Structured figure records
— BEGIN —
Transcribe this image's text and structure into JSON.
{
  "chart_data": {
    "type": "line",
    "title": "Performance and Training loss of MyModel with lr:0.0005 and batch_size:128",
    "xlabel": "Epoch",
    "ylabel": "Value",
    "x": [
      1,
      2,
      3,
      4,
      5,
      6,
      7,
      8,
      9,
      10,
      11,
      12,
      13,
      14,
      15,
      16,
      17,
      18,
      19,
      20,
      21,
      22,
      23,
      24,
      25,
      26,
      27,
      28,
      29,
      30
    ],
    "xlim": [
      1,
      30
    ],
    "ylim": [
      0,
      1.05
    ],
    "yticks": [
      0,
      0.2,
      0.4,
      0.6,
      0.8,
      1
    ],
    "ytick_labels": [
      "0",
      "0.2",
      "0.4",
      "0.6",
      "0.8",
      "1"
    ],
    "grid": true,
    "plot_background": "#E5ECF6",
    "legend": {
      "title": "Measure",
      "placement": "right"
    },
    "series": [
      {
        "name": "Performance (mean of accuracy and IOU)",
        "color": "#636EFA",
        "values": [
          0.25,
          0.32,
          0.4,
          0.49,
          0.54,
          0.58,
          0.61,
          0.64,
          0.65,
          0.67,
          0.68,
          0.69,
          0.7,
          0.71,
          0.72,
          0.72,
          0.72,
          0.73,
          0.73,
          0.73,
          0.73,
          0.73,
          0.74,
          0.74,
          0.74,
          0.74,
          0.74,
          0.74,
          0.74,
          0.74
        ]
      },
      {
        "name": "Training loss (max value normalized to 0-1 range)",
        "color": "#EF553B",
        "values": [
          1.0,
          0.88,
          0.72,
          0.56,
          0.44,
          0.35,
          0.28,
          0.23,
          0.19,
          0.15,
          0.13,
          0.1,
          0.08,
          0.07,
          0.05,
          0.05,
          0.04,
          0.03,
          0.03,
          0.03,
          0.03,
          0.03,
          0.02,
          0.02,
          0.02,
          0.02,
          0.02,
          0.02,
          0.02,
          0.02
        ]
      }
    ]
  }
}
— END —
Extract each line from the entries above that contains the string "loss".

- **THE REPLY**
    "title": "Performance and Training loss of MyModel with lr:0.0005 and batch_size:128",
        "name": "Training loss (max value normalized to 0-1 range)",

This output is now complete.